=== MATERIAL FOR THE TASK ===
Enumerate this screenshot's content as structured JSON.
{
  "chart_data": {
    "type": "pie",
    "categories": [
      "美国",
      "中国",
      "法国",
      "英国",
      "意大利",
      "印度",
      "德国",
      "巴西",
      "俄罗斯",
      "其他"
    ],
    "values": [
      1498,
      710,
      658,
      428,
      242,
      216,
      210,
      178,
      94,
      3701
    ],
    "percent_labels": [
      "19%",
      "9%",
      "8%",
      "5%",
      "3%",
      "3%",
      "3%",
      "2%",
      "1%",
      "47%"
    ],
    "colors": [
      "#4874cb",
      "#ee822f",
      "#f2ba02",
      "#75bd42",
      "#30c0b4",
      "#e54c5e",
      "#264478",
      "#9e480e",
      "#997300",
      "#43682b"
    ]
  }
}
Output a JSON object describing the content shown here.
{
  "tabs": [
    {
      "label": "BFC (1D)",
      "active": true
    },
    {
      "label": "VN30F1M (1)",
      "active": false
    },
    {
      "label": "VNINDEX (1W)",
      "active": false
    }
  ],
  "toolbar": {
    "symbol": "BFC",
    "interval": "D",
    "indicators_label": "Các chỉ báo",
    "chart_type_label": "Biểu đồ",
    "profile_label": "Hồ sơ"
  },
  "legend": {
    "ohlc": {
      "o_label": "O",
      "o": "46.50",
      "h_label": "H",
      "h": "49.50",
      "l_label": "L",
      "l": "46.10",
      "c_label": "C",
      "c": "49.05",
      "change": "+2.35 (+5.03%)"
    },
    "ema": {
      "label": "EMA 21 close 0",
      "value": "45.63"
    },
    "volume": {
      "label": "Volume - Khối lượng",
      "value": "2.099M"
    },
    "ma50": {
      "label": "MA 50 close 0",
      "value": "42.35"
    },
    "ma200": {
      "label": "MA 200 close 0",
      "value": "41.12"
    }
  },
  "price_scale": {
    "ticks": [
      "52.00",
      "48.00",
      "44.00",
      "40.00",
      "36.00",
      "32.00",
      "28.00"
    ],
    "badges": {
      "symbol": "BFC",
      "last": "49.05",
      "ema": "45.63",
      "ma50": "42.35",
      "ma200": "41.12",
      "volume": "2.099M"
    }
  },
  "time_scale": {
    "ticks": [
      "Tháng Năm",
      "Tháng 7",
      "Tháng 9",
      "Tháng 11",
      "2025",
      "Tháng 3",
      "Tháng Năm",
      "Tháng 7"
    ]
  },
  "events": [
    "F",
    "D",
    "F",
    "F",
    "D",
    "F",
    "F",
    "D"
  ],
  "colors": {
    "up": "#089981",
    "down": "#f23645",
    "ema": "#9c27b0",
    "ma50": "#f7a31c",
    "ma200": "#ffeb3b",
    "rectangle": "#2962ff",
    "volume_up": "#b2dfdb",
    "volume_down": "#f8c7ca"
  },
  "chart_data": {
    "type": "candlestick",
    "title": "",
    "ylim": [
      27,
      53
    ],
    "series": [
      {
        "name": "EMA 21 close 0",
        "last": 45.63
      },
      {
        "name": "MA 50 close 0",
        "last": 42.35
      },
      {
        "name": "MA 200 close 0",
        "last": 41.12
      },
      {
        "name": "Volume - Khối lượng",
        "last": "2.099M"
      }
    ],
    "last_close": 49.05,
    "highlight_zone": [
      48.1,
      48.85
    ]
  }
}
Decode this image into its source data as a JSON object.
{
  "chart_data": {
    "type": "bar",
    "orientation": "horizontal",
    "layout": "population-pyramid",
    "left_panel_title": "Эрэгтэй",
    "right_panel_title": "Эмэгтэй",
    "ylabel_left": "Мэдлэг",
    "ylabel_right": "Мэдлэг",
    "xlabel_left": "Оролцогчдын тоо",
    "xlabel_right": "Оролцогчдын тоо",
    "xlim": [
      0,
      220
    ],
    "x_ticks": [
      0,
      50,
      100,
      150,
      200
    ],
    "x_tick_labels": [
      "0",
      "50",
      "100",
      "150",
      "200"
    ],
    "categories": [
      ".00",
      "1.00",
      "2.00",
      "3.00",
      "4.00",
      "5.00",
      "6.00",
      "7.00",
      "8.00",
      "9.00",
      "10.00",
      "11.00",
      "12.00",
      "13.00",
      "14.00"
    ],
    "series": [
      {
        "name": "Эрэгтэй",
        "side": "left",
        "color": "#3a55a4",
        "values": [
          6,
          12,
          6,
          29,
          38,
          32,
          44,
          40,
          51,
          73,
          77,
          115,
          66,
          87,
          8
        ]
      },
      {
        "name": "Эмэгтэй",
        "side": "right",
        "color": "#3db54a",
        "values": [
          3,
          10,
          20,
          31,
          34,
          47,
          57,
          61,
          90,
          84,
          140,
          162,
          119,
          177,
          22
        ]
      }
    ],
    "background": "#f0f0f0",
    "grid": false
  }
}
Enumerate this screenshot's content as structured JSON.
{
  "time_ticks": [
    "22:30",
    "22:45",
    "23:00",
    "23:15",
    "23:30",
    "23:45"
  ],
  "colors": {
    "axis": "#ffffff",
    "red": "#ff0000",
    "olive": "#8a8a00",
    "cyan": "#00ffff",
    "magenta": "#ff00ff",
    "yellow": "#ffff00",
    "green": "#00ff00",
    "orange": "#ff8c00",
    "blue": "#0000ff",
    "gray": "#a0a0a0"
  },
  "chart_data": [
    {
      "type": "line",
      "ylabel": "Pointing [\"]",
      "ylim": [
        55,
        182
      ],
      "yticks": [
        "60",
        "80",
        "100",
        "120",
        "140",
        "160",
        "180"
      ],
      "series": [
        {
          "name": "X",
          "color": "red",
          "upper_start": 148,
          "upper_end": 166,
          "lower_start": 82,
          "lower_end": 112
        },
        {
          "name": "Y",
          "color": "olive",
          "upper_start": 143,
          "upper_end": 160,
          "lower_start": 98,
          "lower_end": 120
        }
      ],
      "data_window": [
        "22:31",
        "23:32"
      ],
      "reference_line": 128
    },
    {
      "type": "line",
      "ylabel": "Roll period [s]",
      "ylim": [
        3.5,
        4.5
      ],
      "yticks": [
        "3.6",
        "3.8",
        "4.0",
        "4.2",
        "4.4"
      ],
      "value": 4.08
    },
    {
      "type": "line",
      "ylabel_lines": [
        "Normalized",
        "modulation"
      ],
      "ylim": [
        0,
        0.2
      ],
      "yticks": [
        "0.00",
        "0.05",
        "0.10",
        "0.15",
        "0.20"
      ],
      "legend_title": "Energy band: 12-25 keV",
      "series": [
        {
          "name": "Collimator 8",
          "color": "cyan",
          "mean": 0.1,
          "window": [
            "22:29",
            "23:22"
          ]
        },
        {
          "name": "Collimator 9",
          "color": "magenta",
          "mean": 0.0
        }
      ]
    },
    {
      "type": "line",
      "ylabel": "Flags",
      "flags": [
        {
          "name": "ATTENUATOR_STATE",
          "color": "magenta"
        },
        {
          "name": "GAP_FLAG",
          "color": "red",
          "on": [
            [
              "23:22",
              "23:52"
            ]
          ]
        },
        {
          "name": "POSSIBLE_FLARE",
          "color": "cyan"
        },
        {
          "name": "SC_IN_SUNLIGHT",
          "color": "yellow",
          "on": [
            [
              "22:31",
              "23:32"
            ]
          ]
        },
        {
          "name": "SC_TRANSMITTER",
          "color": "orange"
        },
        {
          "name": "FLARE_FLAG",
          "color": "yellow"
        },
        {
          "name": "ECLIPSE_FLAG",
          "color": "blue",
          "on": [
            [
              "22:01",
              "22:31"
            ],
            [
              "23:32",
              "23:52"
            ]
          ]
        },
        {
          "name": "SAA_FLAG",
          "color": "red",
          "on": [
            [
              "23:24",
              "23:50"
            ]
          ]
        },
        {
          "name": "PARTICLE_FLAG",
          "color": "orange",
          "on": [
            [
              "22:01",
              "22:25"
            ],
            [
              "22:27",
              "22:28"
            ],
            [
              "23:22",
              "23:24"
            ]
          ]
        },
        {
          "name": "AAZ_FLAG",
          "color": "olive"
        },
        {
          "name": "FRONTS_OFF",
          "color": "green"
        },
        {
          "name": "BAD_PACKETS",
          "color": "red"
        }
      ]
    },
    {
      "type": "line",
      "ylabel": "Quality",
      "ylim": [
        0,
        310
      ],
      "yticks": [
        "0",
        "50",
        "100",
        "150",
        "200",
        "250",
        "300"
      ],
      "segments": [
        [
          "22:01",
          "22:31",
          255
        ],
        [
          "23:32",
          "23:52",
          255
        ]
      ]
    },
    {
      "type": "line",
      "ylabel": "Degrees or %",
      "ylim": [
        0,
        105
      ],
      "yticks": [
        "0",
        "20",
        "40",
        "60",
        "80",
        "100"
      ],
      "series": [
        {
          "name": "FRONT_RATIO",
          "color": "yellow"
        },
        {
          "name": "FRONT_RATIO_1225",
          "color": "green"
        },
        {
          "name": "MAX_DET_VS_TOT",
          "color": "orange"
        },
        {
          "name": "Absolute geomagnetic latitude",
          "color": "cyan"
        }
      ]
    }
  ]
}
===
REQUEST: Pull out each line containing the word "Мэдлэг" and copy it.

FINAL ANSWER:
    "ylabel_left": "Мэдлэг",
    "ylabel_right": "Мэдлэг",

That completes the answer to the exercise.